— Start of Raw records —

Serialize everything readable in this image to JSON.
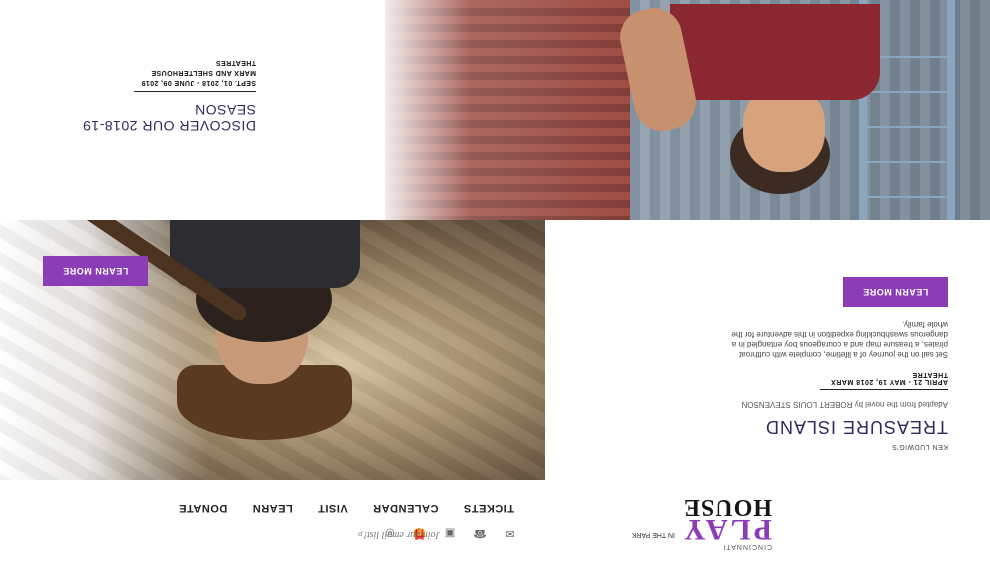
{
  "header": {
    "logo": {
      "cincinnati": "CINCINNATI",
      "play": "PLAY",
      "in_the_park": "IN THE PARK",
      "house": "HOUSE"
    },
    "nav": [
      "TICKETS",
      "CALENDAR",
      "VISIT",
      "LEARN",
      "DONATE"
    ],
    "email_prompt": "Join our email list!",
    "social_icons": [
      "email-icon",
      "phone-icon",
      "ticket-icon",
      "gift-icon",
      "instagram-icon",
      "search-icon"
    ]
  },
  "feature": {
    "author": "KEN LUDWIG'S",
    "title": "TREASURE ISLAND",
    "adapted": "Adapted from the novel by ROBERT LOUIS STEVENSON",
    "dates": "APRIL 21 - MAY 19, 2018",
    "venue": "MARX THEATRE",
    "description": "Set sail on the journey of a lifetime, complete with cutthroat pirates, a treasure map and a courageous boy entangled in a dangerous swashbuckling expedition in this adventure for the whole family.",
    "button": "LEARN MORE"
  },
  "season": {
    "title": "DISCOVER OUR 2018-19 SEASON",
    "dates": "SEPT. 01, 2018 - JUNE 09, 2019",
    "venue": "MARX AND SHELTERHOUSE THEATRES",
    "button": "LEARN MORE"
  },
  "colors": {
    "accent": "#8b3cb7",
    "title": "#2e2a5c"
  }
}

— End of Raw records —

Images must not appear in the copy; reproduce everything else in the records verbatim.

** The output **
Serialize everything readable in this image to JSON.
{
  "header": {
    "logo": {
      "cincinnati": "CINCINNATI",
      "play": "PLAY",
      "in_the_park": "IN THE PARK",
      "house": "HOUSE"
    },
    "nav": [
      "TICKETS",
      "CALENDAR",
      "VISIT",
      "LEARN",
      "DONATE"
    ],
    "email_prompt": "Join our email list!",
    "social_icons": [
      "email-icon",
      "phone-icon",
      "ticket-icon",
      "gift-icon",
      "instagram-icon",
      "search-icon"
    ]
  },
  "feature": {
    "author": "KEN LUDWIG'S",
    "title": "TREASURE ISLAND",
    "adapted": "Adapted from the novel by ROBERT LOUIS STEVENSON",
    "dates": "APRIL 21 - MAY 19, 2018",
    "venue": "MARX THEATRE",
    "description": "Set sail on the journey of a lifetime, complete with cutthroat pirates, a treasure map and a courageous boy entangled in a dangerous swashbuckling expedition in this adventure for the whole family.",
    "button": "LEARN MORE"
  },
  "season": {
    "title": "DISCOVER OUR 2018-19 SEASON",
    "dates": "SEPT. 01, 2018 - JUNE 09, 2019",
    "venue": "MARX AND SHELTERHOUSE THEATRES",
    "button": "LEARN MORE"
  },
  "colors": {
    "accent": "#8b3cb7",
    "title": "#2e2a5c"
  }
}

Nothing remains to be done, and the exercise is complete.